Task prompt -
Without the pictures, copy the entries below word for word.

Dataset records on visual material -
◇ ◇ ◇

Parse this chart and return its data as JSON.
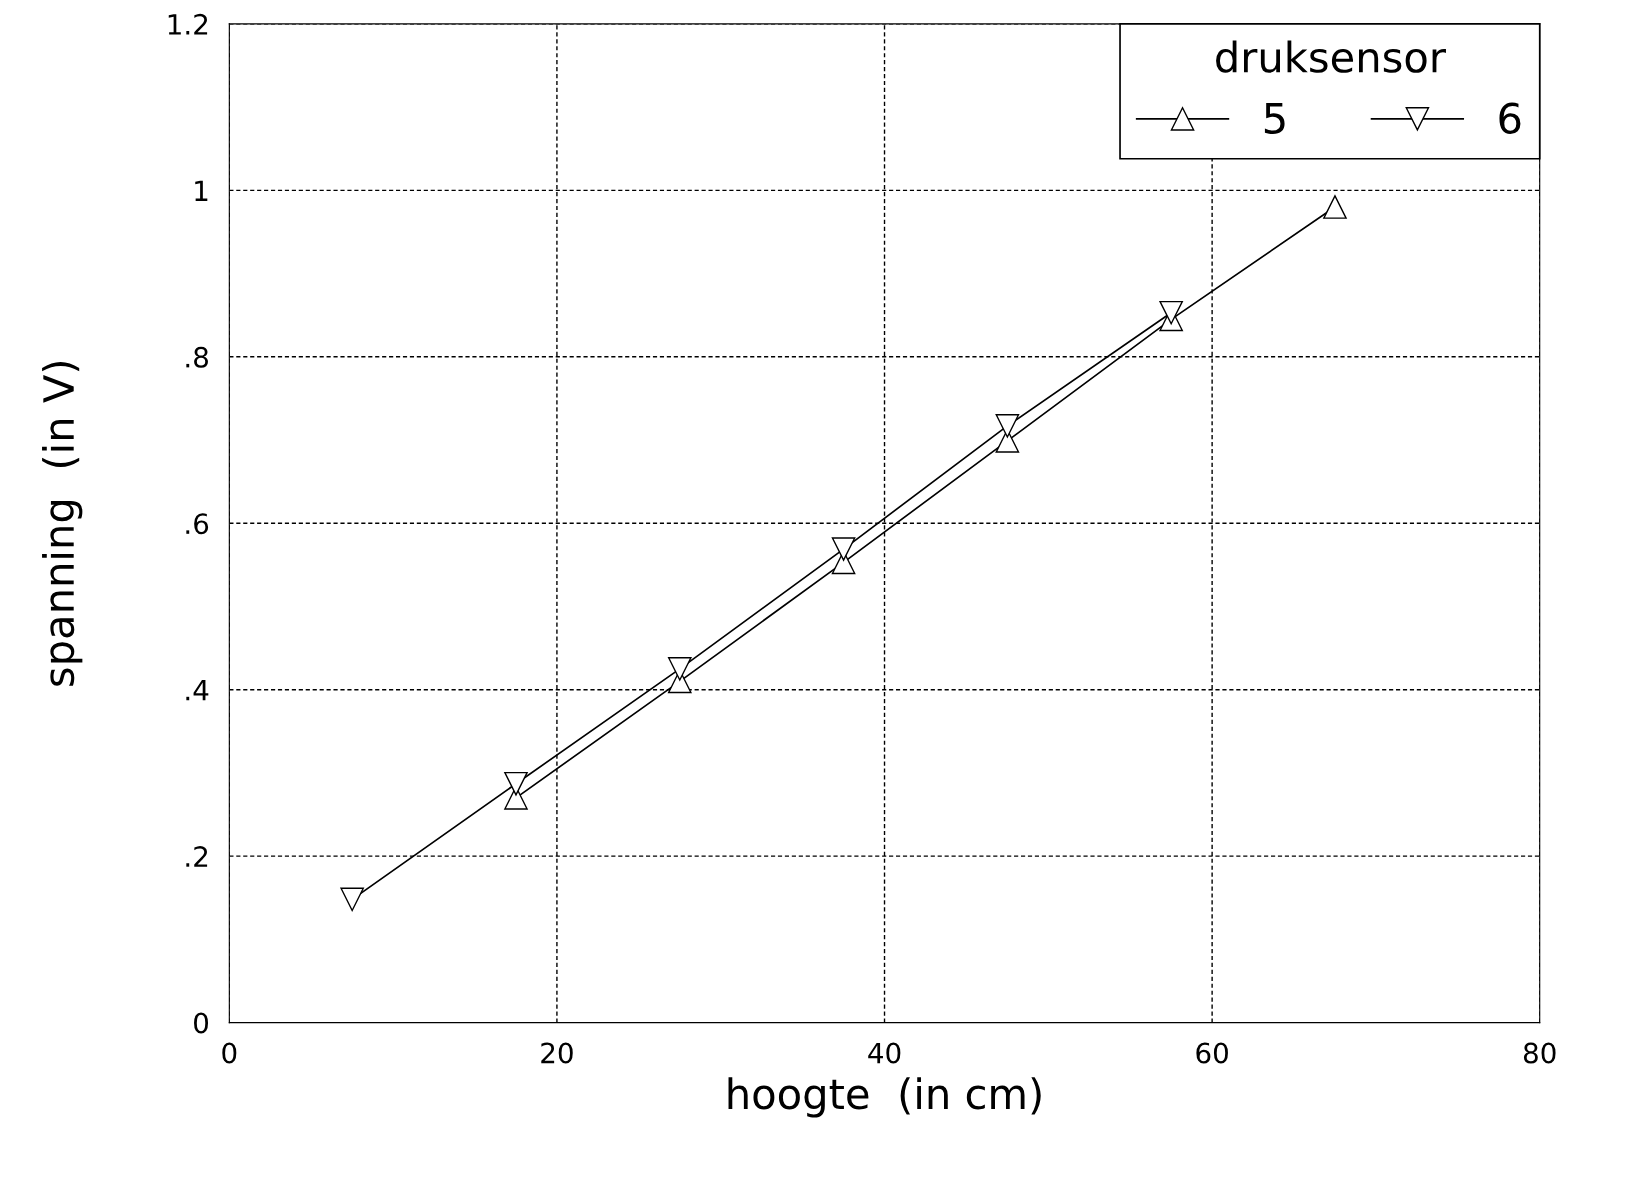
{
  "chart_data": {
    "type": "line",
    "xlabel": "hoogte  (in cm)",
    "ylabel": "spanning  (in V)",
    "legend_title": "druksensor",
    "legend": "top right",
    "grid": true,
    "line_style": "solid",
    "xlim": [
      0,
      80
    ],
    "xticks": [
      0,
      20,
      40,
      60,
      80
    ],
    "ylim": [
      0,
      1.2
    ],
    "yticks": [
      {
        "value": 0,
        "label": "0"
      },
      {
        "value": 0.2,
        "label": ".2"
      },
      {
        "value": 0.4,
        "label": ".4"
      },
      {
        "value": 0.6,
        "label": ".6"
      },
      {
        "value": 0.8,
        "label": ".8"
      },
      {
        "value": 1,
        "label": "1"
      },
      {
        "value": 1.2,
        "label": "1.2"
      }
    ],
    "series": [
      {
        "name": "5",
        "color": "#000000",
        "marker": "triangle",
        "x": [
          17.5,
          27.5,
          37.5,
          47.5,
          57.5,
          67.5
        ],
        "values": [
          0.27,
          0.41,
          0.553,
          0.699,
          0.845,
          0.98
        ]
      },
      {
        "name": "6",
        "color": "#000000",
        "marker": "triangle_down",
        "x": [
          7.5,
          17.5,
          27.5,
          37.5,
          47.5,
          57.5
        ],
        "values": [
          0.148,
          0.287,
          0.425,
          0.569,
          0.717,
          0.853
        ]
      }
    ]
  }
}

◇ ◇ ◇

Exercise result -
Parse this chart and return its data as JSON.
{
  "chart_data": {
    "type": "line",
    "xlabel": "hoogte  (in cm)",
    "ylabel": "spanning  (in V)",
    "legend_title": "druksensor",
    "legend": "top right",
    "grid": true,
    "line_style": "solid",
    "xlim": [
      0,
      80
    ],
    "xticks": [
      0,
      20,
      40,
      60,
      80
    ],
    "ylim": [
      0,
      1.2
    ],
    "yticks": [
      {
        "value": 0,
        "label": "0"
      },
      {
        "value": 0.2,
        "label": ".2"
      },
      {
        "value": 0.4,
        "label": ".4"
      },
      {
        "value": 0.6,
        "label": ".6"
      },
      {
        "value": 0.8,
        "label": ".8"
      },
      {
        "value": 1,
        "label": "1"
      },
      {
        "value": 1.2,
        "label": "1.2"
      }
    ],
    "series": [
      {
        "name": "5",
        "color": "#000000",
        "marker": "triangle",
        "x": [
          17.5,
          27.5,
          37.5,
          47.5,
          57.5,
          67.5
        ],
        "values": [
          0.27,
          0.41,
          0.553,
          0.699,
          0.845,
          0.98
        ]
      },
      {
        "name": "6",
        "color": "#000000",
        "marker": "triangle_down",
        "x": [
          7.5,
          17.5,
          27.5,
          37.5,
          47.5,
          57.5
        ],
        "values": [
          0.148,
          0.287,
          0.425,
          0.569,
          0.717,
          0.853
        ]
      }
    ]
  }
}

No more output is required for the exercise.